The Lady Techsters have been almost unbeatable at the TAC. As of the 2022–23 season, the Lady Techsters boast a 513–101 record at the TAC, a 83.6% winning percentage. The Lady Techsters have recorded thirteen undefeated seasons at the TAC, and is a perfect 36–0 all-time in NCAA tournament games there. The Lady Techsters won 161 consecutive games against unranked opponents at home from 1992 to 2004, and the Lady Techsters won 114 consecutive regular season home conference games between 1992 and 2007; and have posted home winning streaks of 49, 52 and 62 games, all of which rank in the Top 15 in Division I history.

**Information supplied**
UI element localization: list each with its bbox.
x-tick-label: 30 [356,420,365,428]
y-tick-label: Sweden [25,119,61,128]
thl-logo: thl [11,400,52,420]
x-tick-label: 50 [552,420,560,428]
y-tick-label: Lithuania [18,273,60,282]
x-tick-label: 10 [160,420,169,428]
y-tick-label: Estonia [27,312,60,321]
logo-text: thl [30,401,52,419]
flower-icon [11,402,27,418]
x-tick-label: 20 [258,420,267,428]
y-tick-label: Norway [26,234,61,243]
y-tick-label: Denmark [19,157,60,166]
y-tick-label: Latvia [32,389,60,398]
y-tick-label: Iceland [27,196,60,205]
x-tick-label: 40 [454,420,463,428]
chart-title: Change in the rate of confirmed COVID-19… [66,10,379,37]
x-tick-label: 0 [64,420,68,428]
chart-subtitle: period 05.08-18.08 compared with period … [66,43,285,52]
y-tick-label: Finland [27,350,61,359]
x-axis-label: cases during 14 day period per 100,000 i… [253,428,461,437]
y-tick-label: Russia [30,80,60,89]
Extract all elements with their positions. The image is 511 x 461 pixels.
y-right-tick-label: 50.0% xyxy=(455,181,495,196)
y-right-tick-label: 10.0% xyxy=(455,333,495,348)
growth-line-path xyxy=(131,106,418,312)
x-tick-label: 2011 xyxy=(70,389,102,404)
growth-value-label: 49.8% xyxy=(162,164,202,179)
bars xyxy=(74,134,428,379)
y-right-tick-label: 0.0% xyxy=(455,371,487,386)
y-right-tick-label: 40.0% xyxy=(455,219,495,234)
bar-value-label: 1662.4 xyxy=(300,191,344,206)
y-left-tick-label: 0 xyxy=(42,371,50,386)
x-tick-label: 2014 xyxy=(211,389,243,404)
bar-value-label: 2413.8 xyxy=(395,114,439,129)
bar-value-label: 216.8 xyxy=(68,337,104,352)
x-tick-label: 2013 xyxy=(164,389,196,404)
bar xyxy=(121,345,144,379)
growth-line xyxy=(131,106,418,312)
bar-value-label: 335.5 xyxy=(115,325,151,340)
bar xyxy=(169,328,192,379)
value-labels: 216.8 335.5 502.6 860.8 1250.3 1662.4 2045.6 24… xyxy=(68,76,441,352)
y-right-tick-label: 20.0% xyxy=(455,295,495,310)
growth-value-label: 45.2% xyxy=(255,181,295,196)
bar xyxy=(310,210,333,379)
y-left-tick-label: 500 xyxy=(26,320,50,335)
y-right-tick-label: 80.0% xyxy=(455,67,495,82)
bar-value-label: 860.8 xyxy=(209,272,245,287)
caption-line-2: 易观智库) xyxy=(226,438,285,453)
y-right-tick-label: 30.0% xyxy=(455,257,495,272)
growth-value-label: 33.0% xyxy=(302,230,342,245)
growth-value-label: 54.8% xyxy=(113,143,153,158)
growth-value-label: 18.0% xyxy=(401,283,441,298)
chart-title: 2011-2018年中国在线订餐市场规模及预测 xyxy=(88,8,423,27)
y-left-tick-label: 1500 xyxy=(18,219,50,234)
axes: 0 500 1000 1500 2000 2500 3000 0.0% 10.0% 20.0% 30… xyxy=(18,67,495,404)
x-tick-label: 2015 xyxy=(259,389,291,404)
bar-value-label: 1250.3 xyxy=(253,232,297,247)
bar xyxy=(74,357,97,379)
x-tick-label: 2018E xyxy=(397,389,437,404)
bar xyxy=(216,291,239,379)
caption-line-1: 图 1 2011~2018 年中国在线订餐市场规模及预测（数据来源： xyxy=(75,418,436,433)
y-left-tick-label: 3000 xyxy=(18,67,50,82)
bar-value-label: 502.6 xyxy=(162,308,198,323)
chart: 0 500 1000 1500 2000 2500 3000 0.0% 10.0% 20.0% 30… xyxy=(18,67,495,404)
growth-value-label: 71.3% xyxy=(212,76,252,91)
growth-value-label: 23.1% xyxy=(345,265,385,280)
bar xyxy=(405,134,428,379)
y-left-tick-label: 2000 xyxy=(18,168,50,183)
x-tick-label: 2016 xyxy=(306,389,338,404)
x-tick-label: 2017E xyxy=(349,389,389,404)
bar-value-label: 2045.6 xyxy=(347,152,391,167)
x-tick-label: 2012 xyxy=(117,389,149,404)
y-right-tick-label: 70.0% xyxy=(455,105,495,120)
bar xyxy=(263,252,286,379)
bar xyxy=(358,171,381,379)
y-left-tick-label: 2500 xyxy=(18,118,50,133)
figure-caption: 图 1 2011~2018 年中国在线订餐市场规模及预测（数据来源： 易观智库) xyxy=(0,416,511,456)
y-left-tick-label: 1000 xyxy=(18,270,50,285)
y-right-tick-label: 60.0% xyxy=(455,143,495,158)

**The task**
Reproduce verbatim the part of the Lady Techsters home-record text above that begins at the words "The Lady Techsters have been" and stops after the words "Division I history.".

**Correct result**
The Lady Techsters have been almost unbeatable at the TAC. As of the 2022–23 season, the Lady Techsters boast a 513–101 record at the TAC, a 83.6% winning percentage. The Lady Techsters have recorded thirteen undefeated seasons at the TAC, and is a perfect 36–0 all-time in NCAA tournament games there. The Lady Techsters won 161 consecutive games against unranked opponents at home from 1992 to 2004, and the Lady Techsters won 114 consecutive regular season home conference games between 1992 and 2007; and have posted home winning streaks of 49, 52 and 62 games, all of which rank in the Top 15 in Division I history.